» **What this task involves**: Pull each line holding the word "xlabel" from the data.

» **Data listing**:
------------------------------------------------
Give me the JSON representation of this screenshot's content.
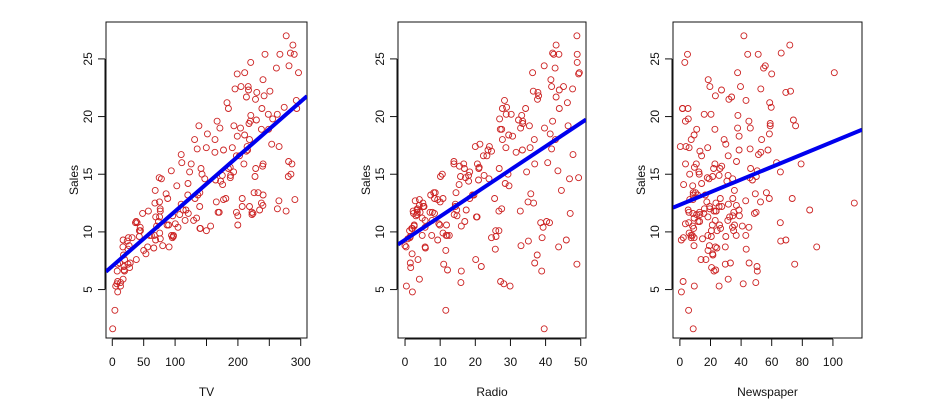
{
  "chart_data": [
    {
      "type": "scatter",
      "xlabel": "TV",
      "ylabel": "Sales",
      "xlim": [
        -10,
        310
      ],
      "ylim": [
        0.8,
        28.2
      ],
      "x_ticks": [
        0,
        50,
        100,
        150,
        200,
        250,
        300
      ],
      "x_tick_labels": [
        "0",
        "50",
        "100",
        "",
        "200",
        "",
        "300"
      ],
      "y_ticks": [
        5,
        10,
        15,
        20,
        25
      ],
      "y_tick_labels": [
        "5",
        "10",
        "15",
        "20",
        "25"
      ],
      "fit": {
        "intercept": 7.0326,
        "slope": 0.04754
      },
      "x_var": "tv",
      "grid": false
    },
    {
      "type": "scatter",
      "xlabel": "Radio",
      "ylabel": "Sales",
      "xlim": [
        -2,
        51.5
      ],
      "ylim": [
        0.8,
        28.2
      ],
      "x_ticks": [
        0,
        10,
        20,
        30,
        40,
        50
      ],
      "x_tick_labels": [
        "0",
        "10",
        "20",
        "30",
        "40",
        "50"
      ],
      "y_ticks": [
        5,
        10,
        15,
        20,
        25
      ],
      "y_tick_labels": [
        "5",
        "10",
        "15",
        "20",
        "25"
      ],
      "fit": {
        "intercept": 9.3116,
        "slope": 0.2025
      },
      "x_var": "radio",
      "grid": false
    },
    {
      "type": "scatter",
      "xlabel": "Newspaper",
      "ylabel": "Sales",
      "xlim": [
        -4.5,
        119
      ],
      "ylim": [
        0.8,
        28.2
      ],
      "x_ticks": [
        0,
        20,
        40,
        60,
        80,
        100
      ],
      "x_tick_labels": [
        "0",
        "20",
        "40",
        "60",
        "80",
        "100"
      ],
      "y_ticks": [
        5,
        10,
        15,
        20,
        25
      ],
      "y_tick_labels": [
        "5",
        "10",
        "15",
        "20",
        "25"
      ],
      "fit": {
        "intercept": 12.3514,
        "slope": 0.0547
      },
      "x_var": "newspaper",
      "grid": false
    }
  ],
  "observations": {
    "tv": [
      230.1,
      44.5,
      17.2,
      151.5,
      180.8,
      8.7,
      57.5,
      120.2,
      8.6,
      199.8,
      66.1,
      214.7,
      23.8,
      97.5,
      204.1,
      195.4,
      67.8,
      281.4,
      69.2,
      147.3,
      218.4,
      237.4,
      13.2,
      228.3,
      62.3,
      262.9,
      142.9,
      240.1,
      248.8,
      70.6,
      292.9,
      112.9,
      97.2,
      265.6,
      95.7,
      290.7,
      266.9,
      74.7,
      43.1,
      228,
      202.5,
      177,
      293.6,
      206.9,
      25.1,
      175.1,
      89.7,
      239.9,
      227.2,
      66.9,
      199.8,
      100.4,
      216.4,
      182.6,
      262.7,
      198.9,
      7.3,
      136.2,
      210.8,
      210.7,
      53.5,
      261.3,
      239.3,
      102.7,
      131.1,
      69,
      31.5,
      139.3,
      237.4,
      216.8,
      199.1,
      109.8,
      26.8,
      129.4,
      213.4,
      16.9,
      27.5,
      120.5,
      5.4,
      116,
      76.4,
      239.8,
      75.3,
      68.4,
      213.5,
      193.2,
      76.3,
      110.7,
      88.3,
      109.8,
      134.3,
      28.6,
      217.7,
      250.9,
      107.4,
      163.3,
      197.6,
      184.9,
      289.7,
      135.2,
      222.4,
      296.4,
      280.2,
      187.9,
      238.2,
      137.9,
      25,
      90.4,
      13.1,
      255.4,
      225.8,
      241.7,
      175.7,
      209.6,
      78.2,
      75.1,
      139.2,
      76.4,
      125.7,
      19.4,
      141.3,
      18.8,
      224,
      123.1,
      229.5,
      87.2,
      7.8,
      80.2,
      220.3,
      59.6,
      0.7,
      265.2,
      8.4,
      219.8,
      36.9,
      48.3,
      25.6,
      273.7,
      43,
      184.9,
      73.4,
      193.7,
      220.5,
      104.6,
      96.2,
      140.3,
      240.1,
      243.2,
      38,
      44.7,
      280.7,
      121,
      197.6,
      171.3,
      187.8,
      4.1,
      93.9,
      149.8,
      11.7,
      131.7,
      172.5,
      85.7,
      188.4,
      163.5,
      117.2,
      234.5,
      17.9,
      206.8,
      215.4,
      284.3,
      50,
      164.5,
      19.6,
      168.4,
      222.4,
      276.9,
      248.4,
      170.2,
      276.7,
      165.6,
      156.6,
      218.5,
      56.2,
      287.6,
      253.8,
      205,
      139.5,
      191.1,
      286,
      18.7,
      39.5,
      75.5,
      17.2,
      166.8,
      149.7,
      38.2,
      94.2,
      177,
      283.6,
      232.1
    ],
    "radio": [
      37.8,
      39.3,
      45.9,
      41.3,
      10.8,
      48.9,
      32.8,
      19.6,
      2.1,
      2.6,
      5.8,
      24,
      35.1,
      7.6,
      32.9,
      47.7,
      36.6,
      39.6,
      20.5,
      23.9,
      27.7,
      5.1,
      15.9,
      16.9,
      12.6,
      3.5,
      29.3,
      16.7,
      27.1,
      16,
      28.3,
      17.4,
      1.5,
      20,
      1.4,
      4.1,
      43.8,
      49.4,
      26.7,
      37.7,
      22.3,
      33.4,
      27.7,
      8.4,
      25.7,
      22.5,
      9.9,
      41.5,
      15.8,
      11.7,
      3.1,
      9.6,
      41.7,
      46.2,
      28.8,
      49.4,
      28.1,
      19.2,
      49.6,
      29.5,
      2,
      42.7,
      15.5,
      29.6,
      42.8,
      9.3,
      24.6,
      14.5,
      27.5,
      43.9,
      30.6,
      14.3,
      33,
      5.7,
      24.6,
      43.7,
      1.6,
      28.5,
      29.9,
      7.7,
      26.7,
      4.1,
      20.3,
      44.5,
      43,
      18.4,
      27.5,
      40.6,
      25.5,
      47.8,
      4.9,
      1.5,
      33.5,
      36.5,
      14,
      31.6,
      3.5,
      21,
      42.3,
      41.7,
      4.3,
      36.3,
      10.1,
      17.2,
      34.3,
      46.4,
      11,
      0.3,
      0.4,
      26.9,
      8.2,
      38,
      15.4,
      20.6,
      46.8,
      35,
      14.3,
      0.8,
      36.9,
      16,
      26.8,
      21.7,
      2.4,
      34.6,
      32.3,
      11.8,
      38.9,
      0,
      49,
      12,
      39.6,
      2.9,
      27.2,
      33.5,
      38.6,
      47,
      39,
      28.9,
      25.9,
      43.9,
      17,
      35.4,
      33.2,
      5.7,
      14.8,
      1.9,
      7.3,
      49,
      40.3,
      25.8,
      13.9,
      8.4,
      23.3,
      39.7,
      21.1,
      11.6,
      43.5,
      1.3,
      36.9,
      18.4,
      18.1,
      35.8,
      18.1,
      36.8,
      14.7,
      3.4,
      37.6,
      5.2,
      23.6,
      10.6,
      11.6,
      20.9,
      20.1,
      7.1,
      3.4,
      48.9,
      30.2,
      7.8,
      2.3,
      10,
      2.6,
      5.4,
      5.7,
      43,
      21.3,
      45.1,
      2.1,
      28.7,
      13.9,
      12.1,
      41.1,
      10.8,
      4.1,
      42,
      35.6,
      3.7,
      4.9,
      9.3,
      42,
      8.6
    ],
    "newspaper": [
      69.2,
      45.1,
      69.3,
      58.5,
      58.4,
      75,
      23.5,
      11.6,
      1,
      21.2,
      24.2,
      4,
      65.9,
      7.2,
      46,
      52.9,
      114,
      55.8,
      18.3,
      19.1,
      53.4,
      23.5,
      49.6,
      26.2,
      18.3,
      19.5,
      12.6,
      22.9,
      22.9,
      40.8,
      43.2,
      38.6,
      30,
      0.3,
      7.4,
      8.5,
      5,
      45.7,
      35.1,
      32,
      31.6,
      38.7,
      1.8,
      26.4,
      43.3,
      31.5,
      35.7,
      18.5,
      49.9,
      36.8,
      34.6,
      3.6,
      39.6,
      58.7,
      15.9,
      60,
      41.4,
      16.6,
      37.7,
      9.3,
      21.4,
      54.7,
      27.3,
      8.4,
      28.9,
      0.9,
      2.2,
      10.2,
      11,
      27.2,
      38.7,
      31.7,
      19.3,
      31.3,
      13.1,
      89.4,
      20.7,
      14.2,
      9.4,
      23.1,
      22.3,
      36.9,
      32.5,
      35.6,
      33.8,
      65.7,
      16,
      63.2,
      73.4,
      51.4,
      9.3,
      33,
      59,
      72.3,
      10.9,
      52.9,
      5.9,
      22,
      51.2,
      45.9,
      49.8,
      100.9,
      21.4,
      17.9,
      5.3,
      59,
      29.7,
      23.2,
      25.6,
      5.5,
      56.5,
      23.2,
      2.4,
      10.7,
      34.5,
      52.7,
      25.6,
      14.8,
      79.2,
      22.3,
      46.2,
      50.4,
      15.6,
      12.4,
      74.2,
      25.9,
      50.6,
      9.2,
      3.2,
      43.1,
      8.7,
      43,
      2.1,
      45.1,
      65.6,
      8.5,
      9.3,
      59.7,
      20.5,
      1.7,
      12.9,
      75.6,
      37.9,
      34.4,
      38.9,
      9,
      8.7,
      44.3,
      11.9,
      20.6,
      37,
      48.7,
      14.2,
      37.7,
      9.5,
      5.7,
      50.5,
      24.3,
      45.2,
      34.6,
      30.7,
      49.3,
      25.6,
      7.4,
      5.4,
      84.8,
      21.6,
      19.4,
      57.6,
      6.4,
      18.4,
      47.4,
      17,
      12.8,
      13.1,
      41.8,
      20.3,
      35.2,
      23.7,
      17.6,
      8.3,
      27.4,
      29.7,
      71.8,
      30,
      19.6,
      26.6,
      18.2,
      3.7,
      23.4,
      5.8,
      6,
      31.6,
      3.6,
      6,
      13.8,
      8.1,
      6.4,
      66.2,
      8.7
    ],
    "sales": [
      22.1,
      10.4,
      9.3,
      18.5,
      12.9,
      7.2,
      11.8,
      13.2,
      4.8,
      10.6,
      8.6,
      17.4,
      9.2,
      9.7,
      19,
      22.4,
      12.5,
      24.4,
      11.3,
      14.6,
      18,
      12.5,
      5.6,
      15.5,
      9.7,
      12,
      15,
      15.9,
      18.9,
      10.5,
      21.4,
      11.9,
      9.6,
      17.4,
      9.5,
      12.8,
      25.4,
      14.7,
      10.1,
      21.5,
      16.6,
      17.1,
      20.7,
      12.9,
      8.5,
      14.9,
      10.6,
      23.2,
      14.8,
      9.7,
      11.4,
      10.7,
      22.6,
      21.2,
      20.2,
      23.7,
      5.5,
      13.2,
      23.8,
      18.4,
      8.1,
      24.2,
      15.7,
      14,
      18,
      9.3,
      9.5,
      13.4,
      18.9,
      22.3,
      18.3,
      12.4,
      8.8,
      11,
      17,
      8.7,
      6.9,
      14.2,
      5.3,
      11,
      11.8,
      12.3,
      11.3,
      13.6,
      21.7,
      15.2,
      12,
      16,
      12.9,
      16.7,
      11.2,
      7.3,
      19.4,
      22.2,
      11.5,
      16.9,
      11.7,
      15.5,
      25.4,
      17.2,
      11.7,
      23.8,
      14.8,
      14.7,
      20.7,
      19.2,
      7.2,
      8.7,
      5.3,
      19.8,
      13.4,
      21.8,
      14.1,
      15.9,
      14.6,
      12.6,
      12.2,
      9.4,
      15.9,
      6.6,
      15.5,
      7,
      11.6,
      15.2,
      19.7,
      10.6,
      6.6,
      8.8,
      24.7,
      9.7,
      1.6,
      12.7,
      5.7,
      19.6,
      10.8,
      11.6,
      9.5,
      20.8,
      9.6,
      20.7,
      10.9,
      19.2,
      20.1,
      10.4,
      11.4,
      10.3,
      13.2,
      25.4,
      10.9,
      10.1,
      16.1,
      11.6,
      16.6,
      19,
      15.6,
      3.2,
      15.3,
      10.1,
      7.3,
      12.9,
      14.4,
      13.3,
      14.9,
      18,
      11.9,
      11.9,
      8,
      12.2,
      17.1,
      15,
      8.4,
      14.5,
      7.6,
      11.7,
      11.5,
      27,
      20.2,
      11.7,
      11.8,
      12.6,
      10.5,
      12.2,
      8.7,
      26.2,
      17.6,
      22.6,
      10.3,
      17.3,
      15.9,
      6.7,
      10.8,
      9.9,
      5.9,
      19.6,
      17.3,
      7.6,
      9.7,
      12.8,
      25.5,
      13.4
    ]
  },
  "colors": {
    "points": "#cc2222",
    "fit_line": "#0000ee",
    "axes": "#111111"
  }
}
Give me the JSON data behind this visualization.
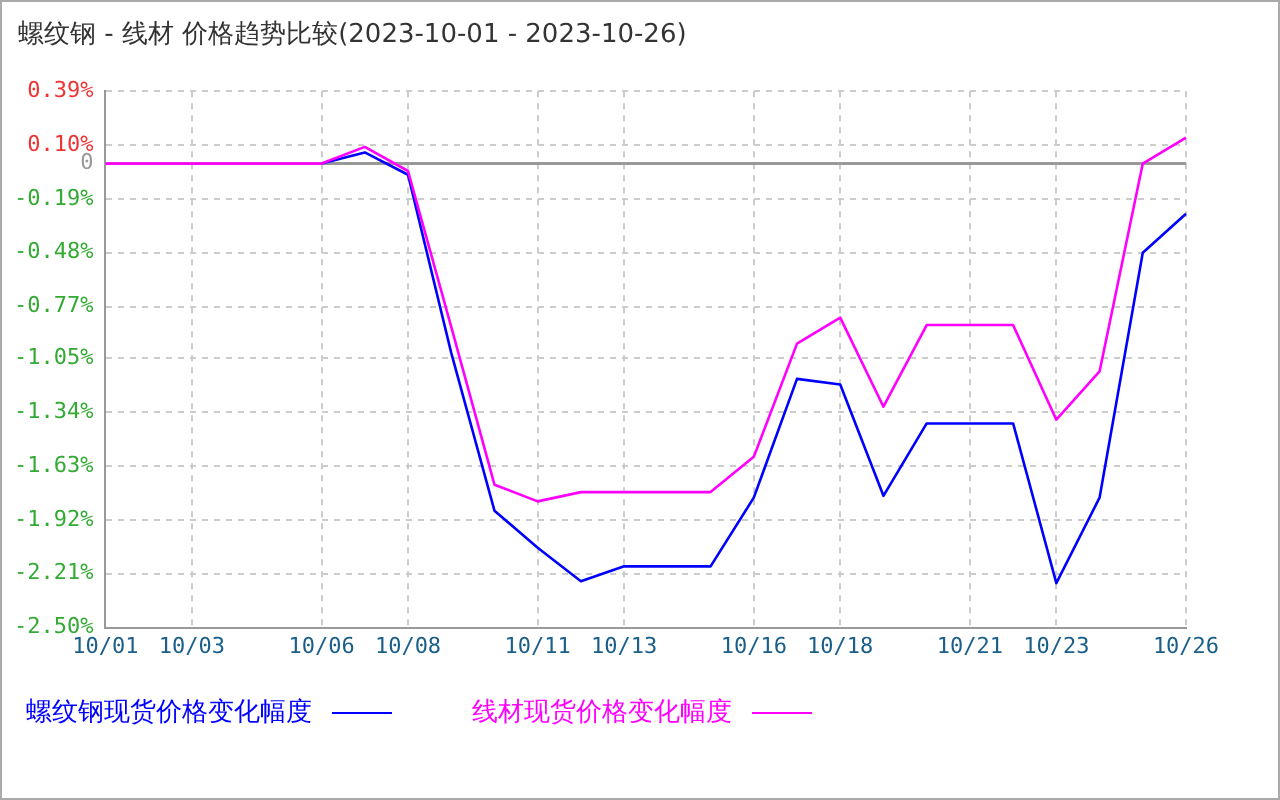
{
  "chart_data": {
    "type": "line",
    "title": "螺纹钢 - 线材 价格趋势比较(2023-10-01 - 2023-10-26)",
    "categories": [
      "10/01",
      null,
      "10/03",
      null,
      null,
      "10/06",
      null,
      "10/08",
      null,
      null,
      "10/11",
      null,
      "10/13",
      null,
      null,
      "10/16",
      null,
      "10/18",
      null,
      null,
      "10/21",
      null,
      "10/23",
      null,
      null,
      "10/26"
    ],
    "series": [
      {
        "name": "螺纹钢现货价格变化幅度",
        "color": "#0000ff",
        "values": [
          null,
          null,
          null,
          null,
          null,
          0,
          0.06,
          -0.06,
          -1.02,
          -1.87,
          -2.07,
          -2.25,
          -2.17,
          -2.17,
          -2.17,
          -1.8,
          -1.16,
          -1.19,
          -1.79,
          -1.4,
          -1.4,
          -1.4,
          -2.26,
          -1.8,
          -0.48,
          -0.27
        ]
      },
      {
        "name": "线材现货价格变化幅度",
        "color": "#ff00ff",
        "values": [
          0,
          0,
          0,
          0,
          0,
          0,
          0.09,
          -0.04,
          -0.88,
          -1.73,
          -1.82,
          -1.77,
          -1.77,
          -1.77,
          -1.77,
          -1.58,
          -0.97,
          -0.83,
          -1.31,
          -0.87,
          -0.87,
          -0.87,
          -1.38,
          -1.12,
          0,
          0.14
        ]
      }
    ],
    "ylim": [
      -2.5,
      0.39
    ],
    "yticks": [
      {
        "value": 0.39,
        "label": "0.39%"
      },
      {
        "value": 0.1,
        "label": "0.10%"
      },
      0,
      {
        "value": -0.19,
        "label": "-0.19%"
      },
      {
        "value": -0.48,
        "label": "-0.48%"
      },
      {
        "value": -0.77,
        "label": "-0.77%"
      },
      {
        "value": -1.05,
        "label": "-1.05%"
      },
      {
        "value": -1.34,
        "label": "-1.34%"
      },
      {
        "value": -1.63,
        "label": "-1.63%"
      },
      {
        "value": -1.92,
        "label": "-1.92%"
      },
      {
        "value": -2.21,
        "label": "-2.21%"
      },
      {
        "value": -2.5,
        "label": "-2.50%"
      }
    ],
    "ref_lines": [
      {
        "axis": "y",
        "value": 0,
        "color": "#999999"
      }
    ],
    "grid": true,
    "legend": "bottom",
    "marker": "none",
    "line_style": "solid"
  }
}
------------------------------------------------
» **Answer to the exercise**:
      "xlabel": "TV",
      "xlabel": "Radio",
      "xlabel": "Newspaper",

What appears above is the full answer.